Written request
All records must be quoted exactly. Omit the pictures.

Data for the task

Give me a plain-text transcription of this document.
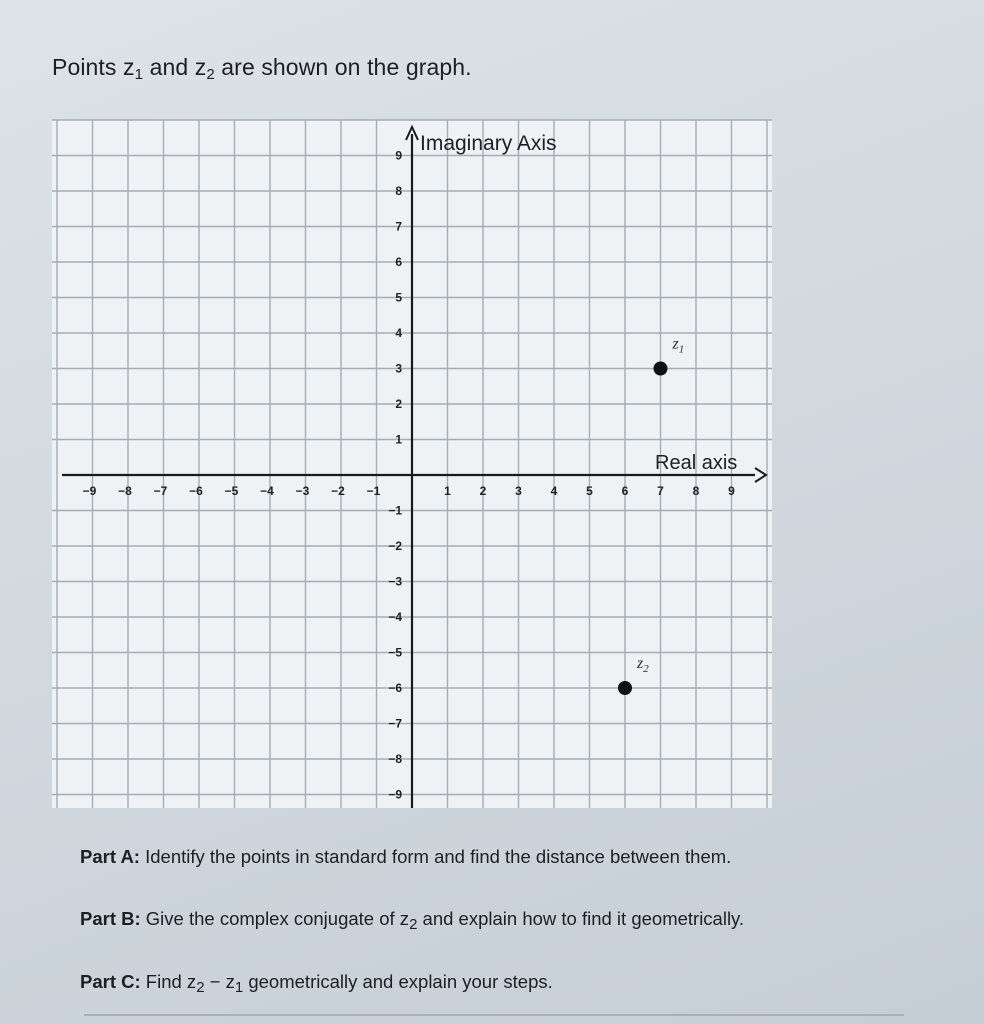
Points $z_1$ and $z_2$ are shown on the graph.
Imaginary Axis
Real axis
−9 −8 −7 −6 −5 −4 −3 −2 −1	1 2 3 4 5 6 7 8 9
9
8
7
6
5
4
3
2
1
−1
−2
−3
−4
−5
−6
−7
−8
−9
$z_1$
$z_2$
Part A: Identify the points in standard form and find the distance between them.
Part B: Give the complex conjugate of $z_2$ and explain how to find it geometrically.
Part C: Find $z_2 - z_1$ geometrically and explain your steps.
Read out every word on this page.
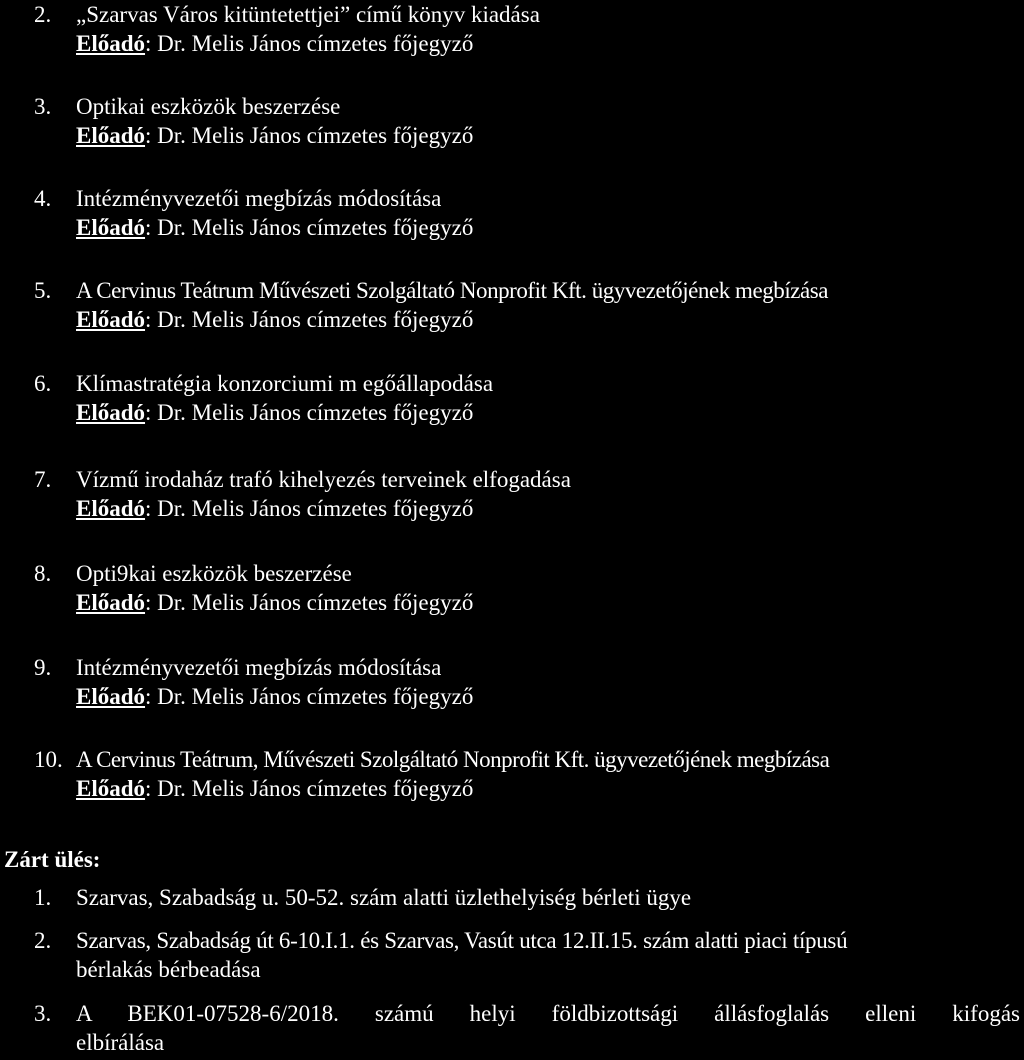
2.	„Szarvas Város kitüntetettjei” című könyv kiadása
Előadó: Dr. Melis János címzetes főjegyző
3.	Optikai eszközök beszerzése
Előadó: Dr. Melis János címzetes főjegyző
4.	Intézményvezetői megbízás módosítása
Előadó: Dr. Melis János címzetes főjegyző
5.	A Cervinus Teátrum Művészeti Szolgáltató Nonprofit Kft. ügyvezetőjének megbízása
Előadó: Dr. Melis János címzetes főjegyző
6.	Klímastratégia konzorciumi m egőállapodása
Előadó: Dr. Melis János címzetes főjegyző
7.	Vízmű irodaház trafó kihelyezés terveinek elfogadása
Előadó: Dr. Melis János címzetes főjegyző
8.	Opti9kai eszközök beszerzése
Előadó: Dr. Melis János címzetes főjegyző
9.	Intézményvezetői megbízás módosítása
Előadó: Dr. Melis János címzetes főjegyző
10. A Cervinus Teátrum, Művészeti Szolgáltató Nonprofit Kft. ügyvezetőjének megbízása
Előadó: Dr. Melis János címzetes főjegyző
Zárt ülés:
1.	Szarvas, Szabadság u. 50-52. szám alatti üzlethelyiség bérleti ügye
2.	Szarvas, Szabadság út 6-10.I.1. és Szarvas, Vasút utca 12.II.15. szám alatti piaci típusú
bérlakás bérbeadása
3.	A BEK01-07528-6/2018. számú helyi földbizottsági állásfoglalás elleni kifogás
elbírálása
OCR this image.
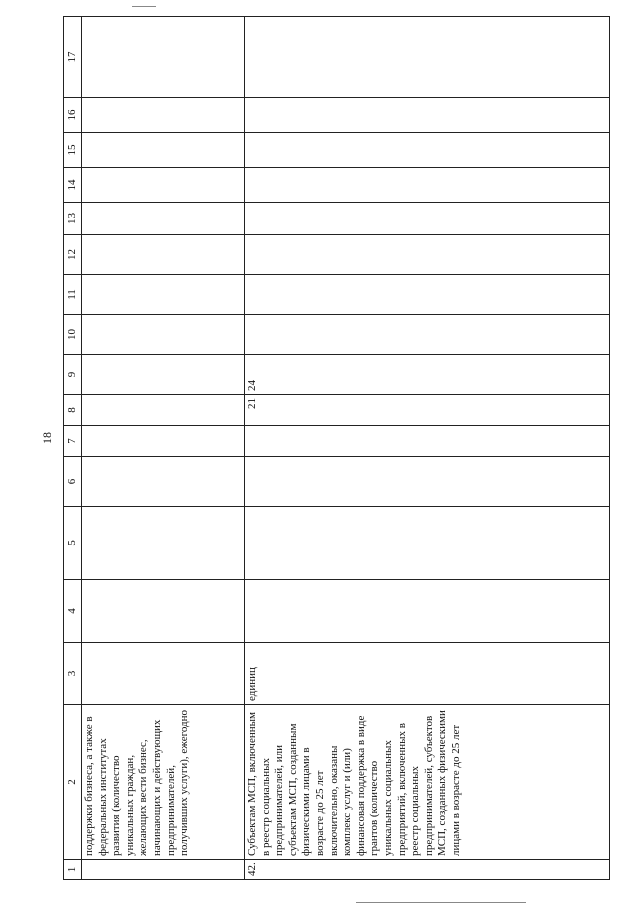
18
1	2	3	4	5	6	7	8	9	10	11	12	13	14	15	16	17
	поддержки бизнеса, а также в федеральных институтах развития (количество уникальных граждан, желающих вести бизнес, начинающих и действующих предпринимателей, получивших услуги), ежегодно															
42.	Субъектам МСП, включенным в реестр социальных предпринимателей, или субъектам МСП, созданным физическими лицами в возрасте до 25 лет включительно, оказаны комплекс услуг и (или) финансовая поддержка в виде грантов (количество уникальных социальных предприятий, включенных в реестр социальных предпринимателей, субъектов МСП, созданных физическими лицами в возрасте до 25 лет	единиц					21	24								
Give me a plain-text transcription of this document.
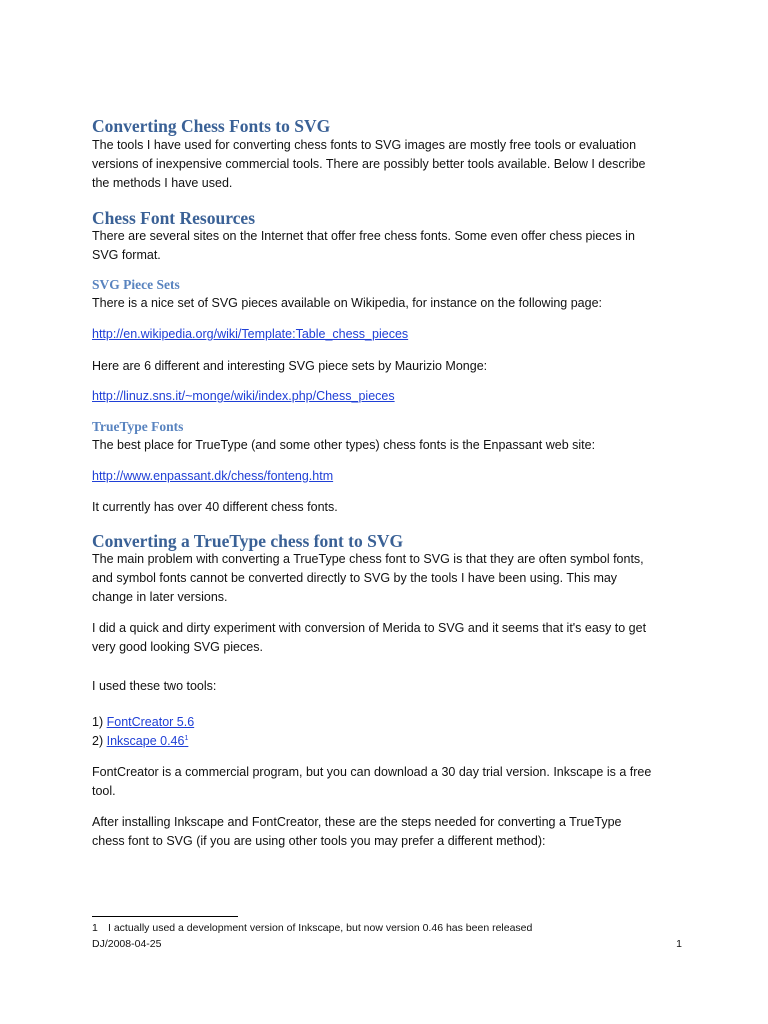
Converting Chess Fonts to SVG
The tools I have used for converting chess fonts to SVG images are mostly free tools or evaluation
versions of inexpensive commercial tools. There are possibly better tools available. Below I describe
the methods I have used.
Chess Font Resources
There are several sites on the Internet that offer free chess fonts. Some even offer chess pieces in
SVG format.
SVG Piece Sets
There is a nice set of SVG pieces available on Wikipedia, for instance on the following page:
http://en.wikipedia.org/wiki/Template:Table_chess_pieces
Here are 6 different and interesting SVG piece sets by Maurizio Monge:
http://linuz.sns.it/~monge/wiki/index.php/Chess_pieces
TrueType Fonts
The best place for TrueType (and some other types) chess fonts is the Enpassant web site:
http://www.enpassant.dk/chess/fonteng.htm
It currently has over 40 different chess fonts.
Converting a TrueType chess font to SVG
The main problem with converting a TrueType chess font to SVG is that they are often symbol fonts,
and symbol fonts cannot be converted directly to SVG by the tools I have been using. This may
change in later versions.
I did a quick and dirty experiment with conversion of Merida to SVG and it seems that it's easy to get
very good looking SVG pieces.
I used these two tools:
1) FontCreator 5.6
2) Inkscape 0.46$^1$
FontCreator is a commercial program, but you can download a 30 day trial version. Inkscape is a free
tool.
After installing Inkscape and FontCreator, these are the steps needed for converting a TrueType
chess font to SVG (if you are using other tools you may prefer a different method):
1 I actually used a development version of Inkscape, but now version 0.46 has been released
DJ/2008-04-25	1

Result of this exercise
Give me a plain-text transcription of this document.
Points $z_1$ and $z_2$ are shown on the graph.
Imaginary Axis
Real axis
−9 −8 −7 −6 −5 −4 −3 −2 −1	1 2 3 4 5 6 7 8 9
9
8
7
6
5
4
3
2
1
−1
−2
−3
−4
−5
−6
−7
−8
−9
$z_1$
$z_2$
Part A: Identify the points in standard form and find the distance between them.
Part B: Give the complex conjugate of $z_2$ and explain how to find it geometrically.
Part C: Find $z_2 - z_1$ geometrically and explain your steps.
Read out every word on this page.
2.	„Szarvas Város kitüntetettjei” című könyv kiadása
Előadó: Dr. Melis János címzetes főjegyző
3.	Optikai eszközök beszerzése
Előadó: Dr. Melis János címzetes főjegyző
4.	Intézményvezetői megbízás módosítása
Előadó: Dr. Melis János címzetes főjegyző
5.	A Cervinus Teátrum Művészeti Szolgáltató Nonprofit Kft. ügyvezetőjének megbízása
Előadó: Dr. Melis János címzetes főjegyző
6.	Klímastratégia konzorciumi m egőállapodása
Előadó: Dr. Melis János címzetes főjegyző
7.	Vízmű irodaház trafó kihelyezés terveinek elfogadása
Előadó: Dr. Melis János címzetes főjegyző
8.	Opti9kai eszközök beszerzése
Előadó: Dr. Melis János címzetes főjegyző
9.	Intézményvezetői megbízás módosítása
Előadó: Dr. Melis János címzetes főjegyző
10. A Cervinus Teátrum, Művészeti Szolgáltató Nonprofit Kft. ügyvezetőjének megbízása
Előadó: Dr. Melis János címzetes főjegyző
Zárt ülés:
1.	Szarvas, Szabadság u. 50-52. szám alatti üzlethelyiség bérleti ügye
2.	Szarvas, Szabadság út 6-10.I.1. és Szarvas, Vasút utca 12.II.15. szám alatti piaci típusú
bérlakás bérbeadása
3.	A BEK01-07528-6/2018. számú helyi földbizottsági állásfoglalás elleni kifogás
elbírálása
OCR this image.
18
1	2	3	4	5	6	7	8	9	10	11	12	13	14	15	16	17
	поддержки бизнеса, а также в федеральных институтах развития (количество уникальных граждан, желающих вести бизнес, начинающих и действующих предпринимателей, получивших услуги), ежегодно															
42.	Субъектам МСП, включенным в реестр социальных предпринимателей, или субъектам МСП, созданным физическими лицами в возрасте до 25 лет включительно, оказаны комплекс услуг и (или) финансовая поддержка в виде грантов (количество уникальных социальных предприятий, включенных в реестр социальных предпринимателей, субъектов МСП, созданных физическими лицами в возрасте до 25 лет	единиц					21	24								
Give me a plain-text transcription of this document.
Converting Chess Fonts to SVG
The tools I have used for converting chess fonts to SVG images are mostly free tools or evaluation
versions of inexpensive commercial tools. There are possibly better tools available. Below I describe
the methods I have used.
Chess Font Resources
There are several sites on the Internet that offer free chess fonts. Some even offer chess pieces in
SVG format.
SVG Piece Sets
There is a nice set of SVG pieces available on Wikipedia, for instance on the following page:
http://en.wikipedia.org/wiki/Template:Table_chess_pieces
Here are 6 different and interesting SVG piece sets by Maurizio Monge:
http://linuz.sns.it/~monge/wiki/index.php/Chess_pieces
TrueType Fonts
The best place for TrueType (and some other types) chess fonts is the Enpassant web site:
http://www.enpassant.dk/chess/fonteng.htm
It currently has over 40 different chess fonts.
Converting a TrueType chess font to SVG
The main problem with converting a TrueType chess font to SVG is that they are often symbol fonts,
and symbol fonts cannot be converted directly to SVG by the tools I have been using. This may
change in later versions.
I did a quick and dirty experiment with conversion of Merida to SVG and it seems that it's easy to get
very good looking SVG pieces.
I used these two tools:
1) FontCreator 5.6
2) Inkscape 0.46$^1$
FontCreator is a commercial program, but you can download a 30 day trial version. Inkscape is a free
tool.
After installing Inkscape and FontCreator, these are the steps needed for converting a TrueType
chess font to SVG (if you are using other tools you may prefer a different method):
1 I actually used a development version of Inkscape, but now version 0.46 has been released
DJ/2008-04-25	1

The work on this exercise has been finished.